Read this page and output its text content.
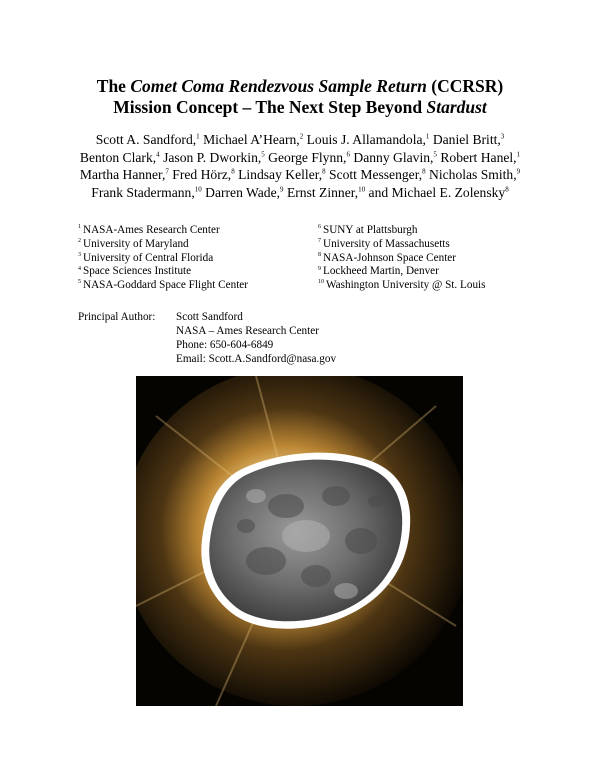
The Comet Coma Rendezvous Sample Return (CCRSR)
Mission Concept – The Next Step Beyond Stardust
Scott A. Sandford,$^1$ Michael A’Hearn,$^2$ Louis J. Allamandola,$^1$ Daniel Britt,$^3$ Benton Clark,$^4$ Jason P. Dworkin,$^5$ George Flynn,$^6$ Danny Glavin,$^5$ Robert Hanel,$^1$ Martha Hanner,$^7$ Fred Hörz,$^8$ Lindsay Keller,$^8$ Scott Messenger,$^8$ Nicholas Smith,$^9$ Frank Stadermann,$^{10}$ Darren Wade,$^9$ Ernst Zinner,$^{10}$ and Michael E. Zolensky$^8$
$^1$ NASA-Ames Research Center
$^2$ University of Maryland
$^3$ University of Central Florida
$^4$ Space Sciences Institute
$^5$ NASA-Goddard Space Flight Center
$^6$ SUNY at Plattsburgh
$^7$ University of Massachusetts
$^8$ NASA-Johnson Space Center
$^9$ Lockheed Martin, Denver
$^{10}$ Washington University @ St. Louis
Principal Author: Scott Sandford
NASA – Ames Research Center
Phone: 650-604-6849
Email: Scott.A.Sandford@nasa.gov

-.-.-

» INSTRUCTIONS FOR THE TASK: Quote all the records verbatim, dropping any pictures from your copy.

» SOLUTION TO THE PROBLEM:
Read this page and output its text content.
The Comet Coma Rendezvous Sample Return (CCRSR)
Mission Concept – The Next Step Beyond Stardust
Scott A. Sandford,$^1$ Michael A’Hearn,$^2$ Louis J. Allamandola,$^1$ Daniel Britt,$^3$ Benton Clark,$^4$ Jason P. Dworkin,$^5$ George Flynn,$^6$ Danny Glavin,$^5$ Robert Hanel,$^1$ Martha Hanner,$^7$ Fred Hörz,$^8$ Lindsay Keller,$^8$ Scott Messenger,$^8$ Nicholas Smith,$^9$ Frank Stadermann,$^{10}$ Darren Wade,$^9$ Ernst Zinner,$^{10}$ and Michael E. Zolensky$^8$
$^1$ NASA-Ames Research Center
$^2$ University of Maryland
$^3$ University of Central Florida
$^4$ Space Sciences Institute
$^5$ NASA-Goddard Space Flight Center
$^6$ SUNY at Plattsburgh
$^7$ University of Massachusetts
$^8$ NASA-Johnson Space Center
$^9$ Lockheed Martin, Denver
$^{10}$ Washington University @ St. Louis
Principal Author: Scott Sandford
NASA – Ames Research Center
Phone: 650-604-6849
Email: Scott.A.Sandford@nasa.gov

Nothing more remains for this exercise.